▶ Information shown:
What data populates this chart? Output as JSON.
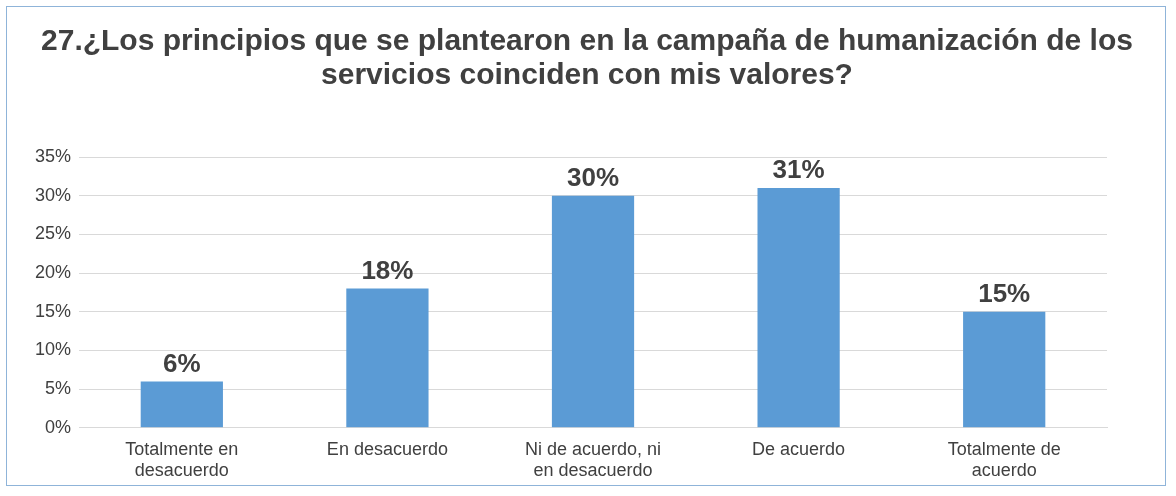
{
  "chart_data": {
    "type": "bar",
    "title": "27.¿Los principios que se plantearon en la campaña de humanización de los servicios coinciden con mis valores?",
    "categories": [
      "Totalmente en desacuerdo",
      "En desacuerdo",
      "Ni de acuerdo, ni en desacuerdo",
      "De acuerdo",
      "Totalmente de acuerdo"
    ],
    "values": [
      6,
      18,
      30,
      31,
      15
    ],
    "value_labels": [
      "6%",
      "18%",
      "30%",
      "31%",
      "15%"
    ],
    "color": "#5b9bd5",
    "ylim": [
      0,
      35
    ],
    "yticks": [
      {
        "value": 0,
        "label": "0%"
      },
      {
        "value": 5,
        "label": "5%"
      },
      {
        "value": 10,
        "label": "10%"
      },
      {
        "value": 15,
        "label": "15%"
      },
      {
        "value": 20,
        "label": "20%"
      },
      {
        "value": 25,
        "label": "25%"
      },
      {
        "value": 30,
        "label": "30%"
      },
      {
        "value": 35,
        "label": "35%"
      }
    ],
    "grid": "y",
    "legend": false
  }
}
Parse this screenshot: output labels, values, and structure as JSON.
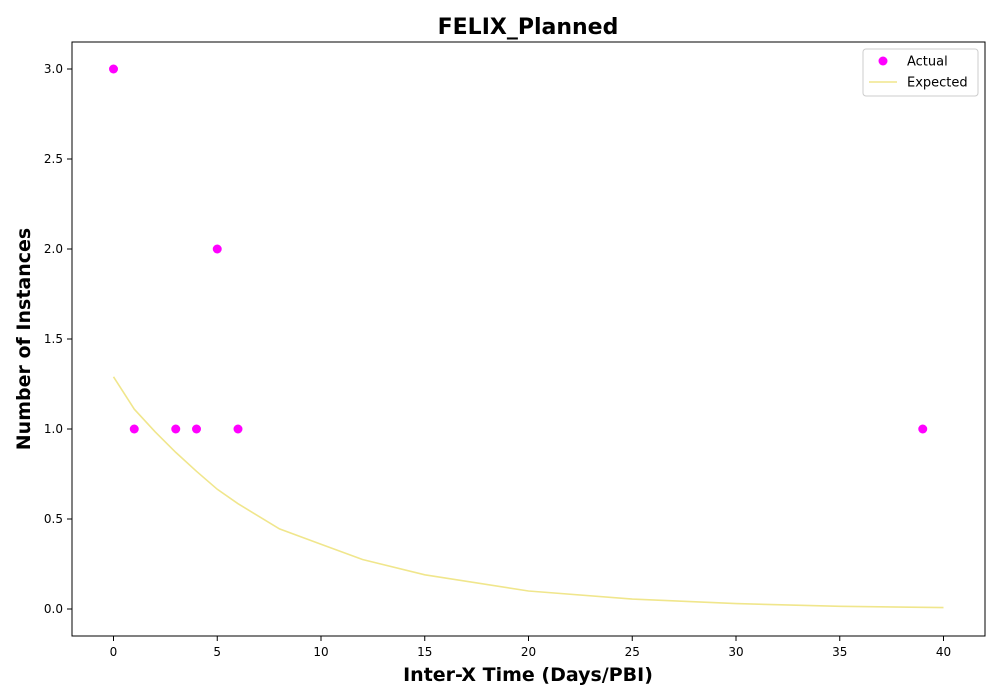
{
  "chart_data": {
    "type": "scatter",
    "title": "FELIX_Planned",
    "xlabel": "Inter-X Time (Days/PBI)",
    "ylabel": "Number of Instances",
    "xlim": [
      -2,
      42
    ],
    "ylim": [
      -0.15,
      3.15
    ],
    "xticks": [
      0,
      5,
      10,
      15,
      20,
      25,
      30,
      35,
      40
    ],
    "xtick_labels": [
      "0",
      "5",
      "10",
      "15",
      "20",
      "25",
      "30",
      "35",
      "40"
    ],
    "yticks": [
      0.0,
      0.5,
      1.0,
      1.5,
      2.0,
      2.5,
      3.0
    ],
    "ytick_labels": [
      "0.0",
      "0.5",
      "1.0",
      "1.5",
      "2.0",
      "2.5",
      "3.0"
    ],
    "grid": false,
    "legend_position": "top-right",
    "series": [
      {
        "name": "Actual",
        "kind": "scatter",
        "color": "#ff00ff",
        "x": [
          0,
          1,
          3,
          4,
          5,
          6,
          39
        ],
        "y": [
          3,
          1,
          1,
          1,
          2,
          1,
          1
        ]
      },
      {
        "name": "Expected",
        "kind": "line",
        "color": "#f0e68c",
        "x": [
          0,
          1,
          2,
          3,
          4,
          5,
          6,
          8,
          10,
          12,
          15,
          20,
          25,
          30,
          35,
          40
        ],
        "y": [
          1.29,
          1.11,
          0.985,
          0.87,
          0.765,
          0.665,
          0.585,
          0.445,
          0.36,
          0.275,
          0.19,
          0.1,
          0.055,
          0.03,
          0.015,
          0.008
        ]
      }
    ]
  }
}
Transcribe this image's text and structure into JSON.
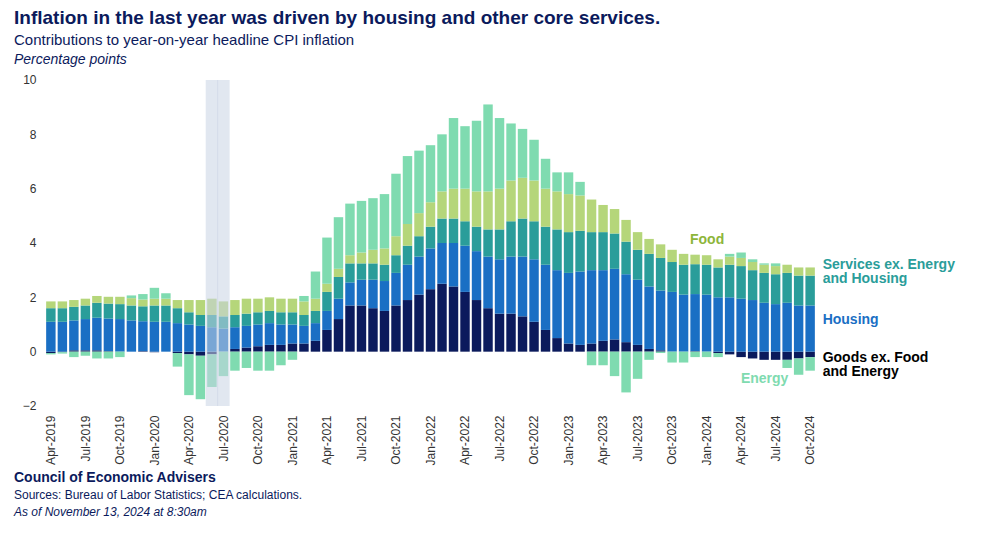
{
  "chart_data": {
    "type": "bar",
    "stacked": true,
    "grid": false,
    "title": "Inflation in the last year was driven by housing and other core services.",
    "subtitle": "Contributions to year-on-year headline CPI inflation",
    "y_label": "Percentage points",
    "caption": [
      "Council of Economic Advisers",
      "Sources: Bureau of Labor Statistics; CEA calculations.",
      "As of November 13, 2024 at 8:30am"
    ],
    "categories": [
      "Apr-2019",
      null,
      null,
      "Jul-2019",
      null,
      null,
      "Oct-2019",
      null,
      null,
      "Jan-2020",
      null,
      null,
      "Apr-2020",
      null,
      null,
      "Jul-2020",
      null,
      null,
      "Oct-2020",
      null,
      null,
      "Jan-2021",
      null,
      null,
      "Apr-2021",
      null,
      null,
      "Jul-2021",
      null,
      null,
      "Oct-2021",
      null,
      null,
      "Jan-2022",
      null,
      null,
      "Apr-2022",
      null,
      null,
      "Jul-2022",
      null,
      null,
      "Oct-2022",
      null,
      null,
      "Jan-2023",
      null,
      null,
      "Apr-2023",
      null,
      null,
      "Jul-2023",
      null,
      null,
      "Oct-2023",
      null,
      null,
      "Jan-2024",
      null,
      null,
      "Apr-2024",
      null,
      null,
      "Jul-2024",
      null,
      null,
      "Oct-2024"
    ],
    "highlight": [
      14,
      15
    ],
    "ylim": [
      -2,
      10
    ],
    "yticks": [
      -2,
      0,
      2,
      4,
      6,
      8,
      10
    ],
    "series": [
      {
        "name": "Goods ex. Food and Energy",
        "color": "#0b1a5c",
        "values": [
          -0.05,
          -0.02,
          0.05,
          0.05,
          0.05,
          0.02,
          0.0,
          0.0,
          0.02,
          -0.02,
          0.0,
          -0.05,
          -0.1,
          -0.15,
          -0.1,
          0.0,
          0.1,
          0.15,
          0.2,
          0.25,
          0.25,
          0.3,
          0.3,
          0.4,
          0.8,
          1.2,
          1.7,
          1.7,
          1.6,
          1.5,
          1.7,
          1.9,
          2.1,
          2.3,
          2.5,
          2.4,
          2.2,
          1.9,
          1.6,
          1.4,
          1.4,
          1.3,
          1.1,
          0.8,
          0.5,
          0.3,
          0.25,
          0.3,
          0.4,
          0.45,
          0.35,
          0.25,
          0.1,
          0.05,
          0.0,
          0.0,
          0.02,
          0.0,
          -0.05,
          -0.1,
          -0.2,
          -0.25,
          -0.3,
          -0.3,
          -0.3,
          -0.25,
          -0.2
        ]
      },
      {
        "name": "Housing",
        "color": "#1a6fc4",
        "values": [
          1.1,
          1.1,
          1.1,
          1.15,
          1.2,
          1.2,
          1.2,
          1.15,
          1.1,
          1.1,
          1.1,
          1.05,
          1.0,
          0.95,
          0.9,
          0.85,
          0.8,
          0.8,
          0.8,
          0.8,
          0.75,
          0.7,
          0.65,
          0.65,
          0.7,
          0.75,
          0.85,
          0.95,
          1.05,
          1.1,
          1.2,
          1.3,
          1.4,
          1.5,
          1.5,
          1.6,
          1.7,
          1.8,
          1.9,
          2.0,
          2.1,
          2.2,
          2.3,
          2.4,
          2.5,
          2.6,
          2.7,
          2.7,
          2.6,
          2.6,
          2.5,
          2.4,
          2.3,
          2.2,
          2.2,
          2.1,
          2.1,
          2.1,
          2.0,
          2.0,
          1.95,
          1.9,
          1.8,
          1.75,
          1.8,
          1.7,
          1.7
        ]
      },
      {
        "name": "Services ex. Energy and Housing",
        "color": "#2a9d9a",
        "values": [
          0.5,
          0.5,
          0.5,
          0.5,
          0.55,
          0.55,
          0.55,
          0.55,
          0.55,
          0.6,
          0.6,
          0.55,
          0.45,
          0.4,
          0.45,
          0.45,
          0.45,
          0.45,
          0.45,
          0.45,
          0.45,
          0.45,
          0.4,
          0.45,
          0.7,
          0.8,
          0.7,
          0.6,
          0.6,
          0.6,
          0.65,
          0.7,
          0.75,
          0.8,
          0.9,
          0.9,
          0.9,
          0.9,
          1.0,
          1.1,
          1.3,
          1.4,
          1.4,
          1.4,
          1.5,
          1.5,
          1.5,
          1.4,
          1.4,
          1.3,
          1.2,
          1.1,
          1.2,
          1.2,
          1.1,
          1.1,
          1.1,
          1.1,
          1.1,
          1.2,
          1.2,
          1.1,
          1.1,
          1.1,
          1.1,
          1.1,
          1.1
        ]
      },
      {
        "name": "Food",
        "color": "#b5d67a",
        "values": [
          0.25,
          0.25,
          0.25,
          0.25,
          0.25,
          0.25,
          0.27,
          0.27,
          0.25,
          0.25,
          0.25,
          0.3,
          0.45,
          0.55,
          0.6,
          0.55,
          0.55,
          0.55,
          0.5,
          0.5,
          0.5,
          0.5,
          0.5,
          0.45,
          0.3,
          0.3,
          0.3,
          0.4,
          0.5,
          0.6,
          0.7,
          0.8,
          0.85,
          0.9,
          1.0,
          1.1,
          1.2,
          1.3,
          1.4,
          1.5,
          1.5,
          1.5,
          1.5,
          1.4,
          1.4,
          1.4,
          1.3,
          1.2,
          1.0,
          0.9,
          0.8,
          0.65,
          0.55,
          0.5,
          0.45,
          0.4,
          0.35,
          0.35,
          0.3,
          0.3,
          0.3,
          0.3,
          0.3,
          0.3,
          0.3,
          0.3,
          0.3
        ]
      },
      {
        "name": "Energy",
        "color": "#7fdbb0",
        "values": [
          -0.05,
          -0.05,
          -0.2,
          -0.15,
          -0.25,
          -0.25,
          -0.2,
          0.1,
          0.2,
          0.4,
          0.2,
          -0.5,
          -1.5,
          -1.6,
          -1.2,
          -0.9,
          -0.7,
          -0.6,
          -0.7,
          -0.7,
          -0.5,
          -0.3,
          0.2,
          1.0,
          1.7,
          1.9,
          1.9,
          1.9,
          1.9,
          2.0,
          2.3,
          2.5,
          2.3,
          2.1,
          2.1,
          2.6,
          2.3,
          2.6,
          3.2,
          2.6,
          2.1,
          1.8,
          1.5,
          1.1,
          0.7,
          0.8,
          0.5,
          -0.5,
          -0.5,
          -0.9,
          -1.5,
          -1.0,
          -0.3,
          -0.05,
          -0.4,
          -0.4,
          -0.2,
          -0.2,
          -0.15,
          0.1,
          0.2,
          0.1,
          0.05,
          0.1,
          -0.3,
          -0.6,
          -0.5
        ]
      }
    ]
  }
}
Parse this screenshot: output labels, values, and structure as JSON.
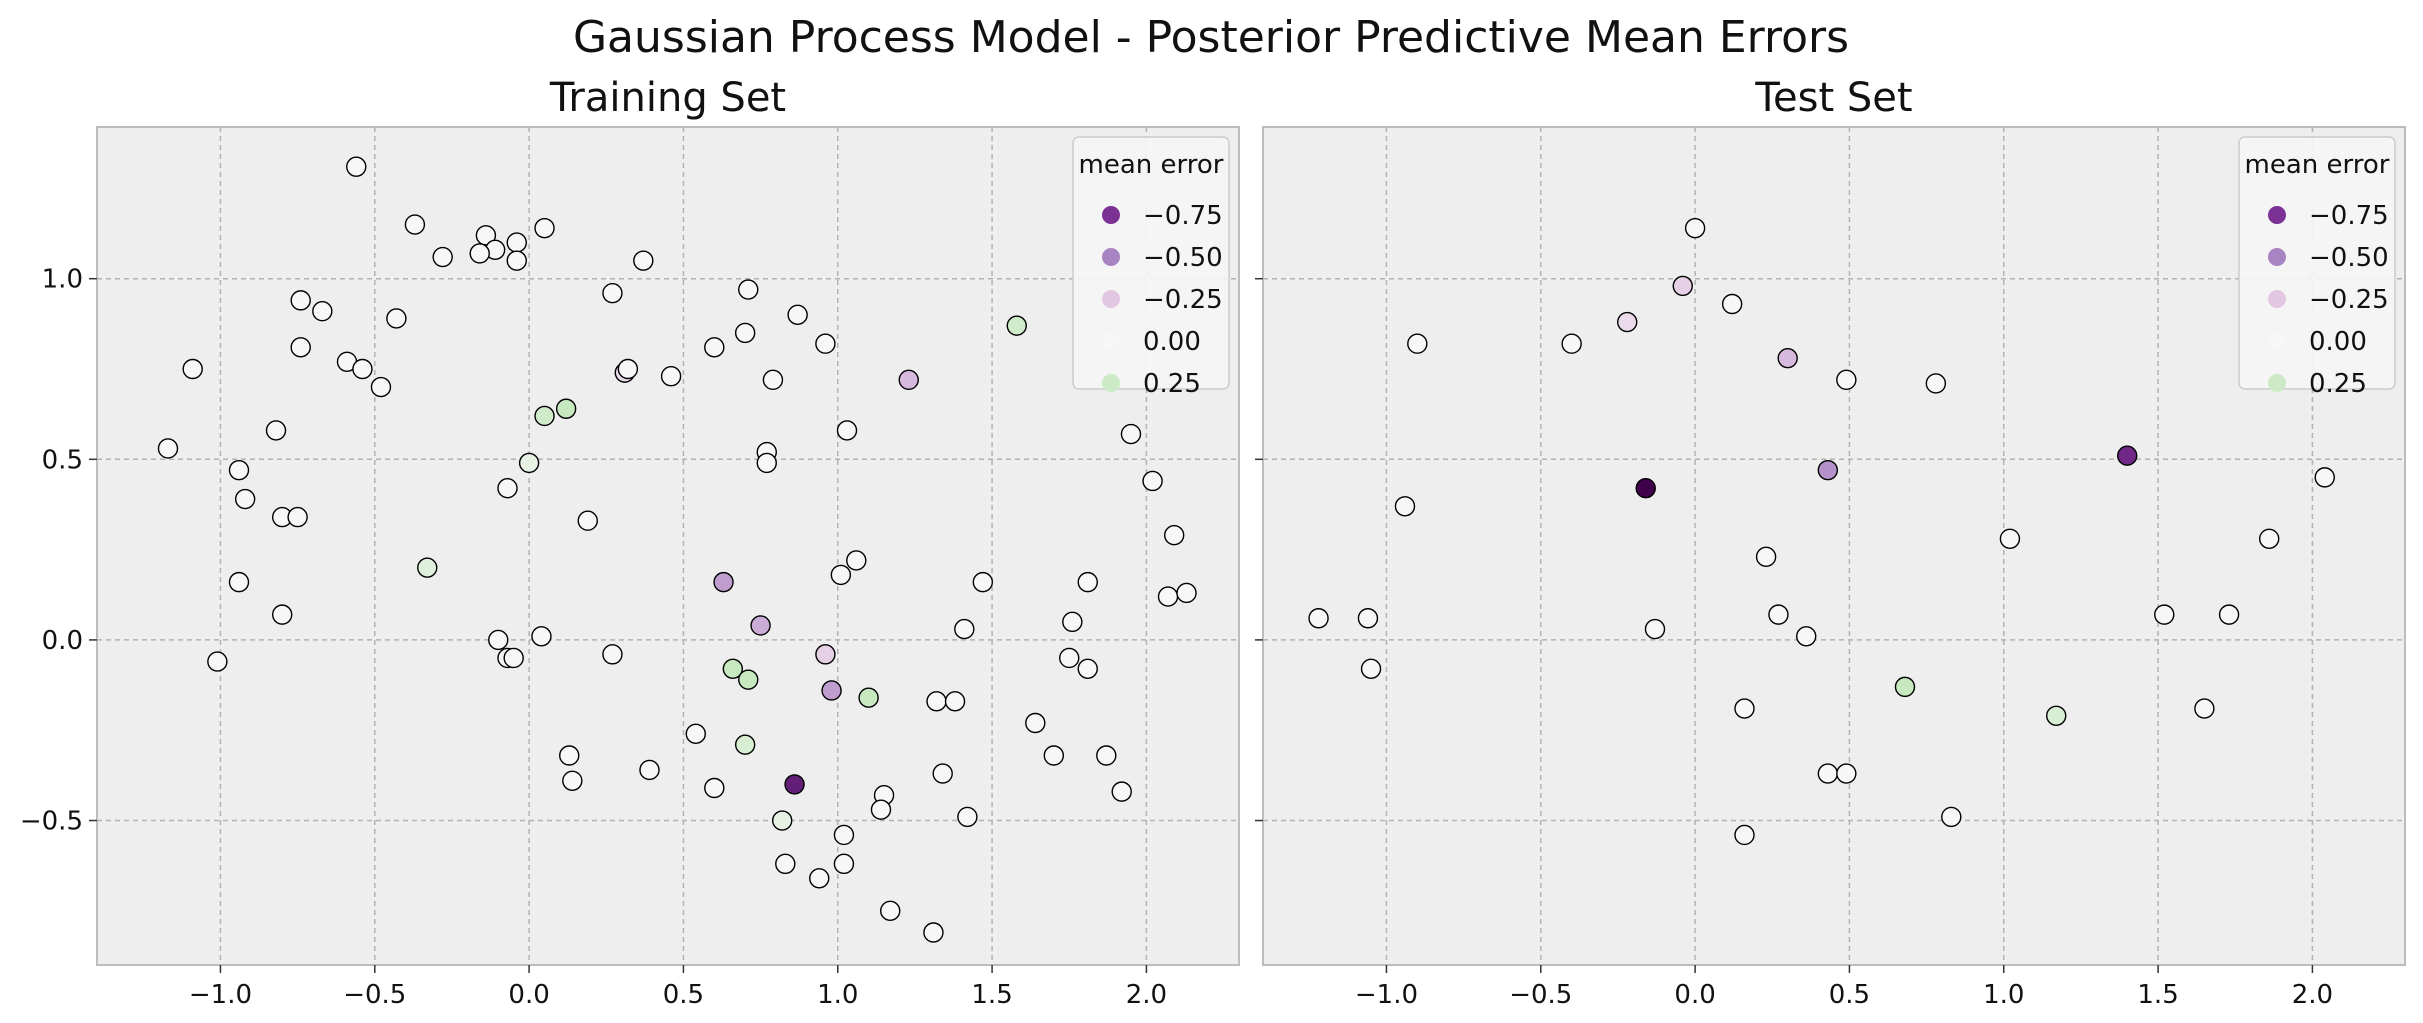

▶ What is being asked: Among the lines of the material above, how many include the string "this"? Report only that number.

▶ Answer for the task: 4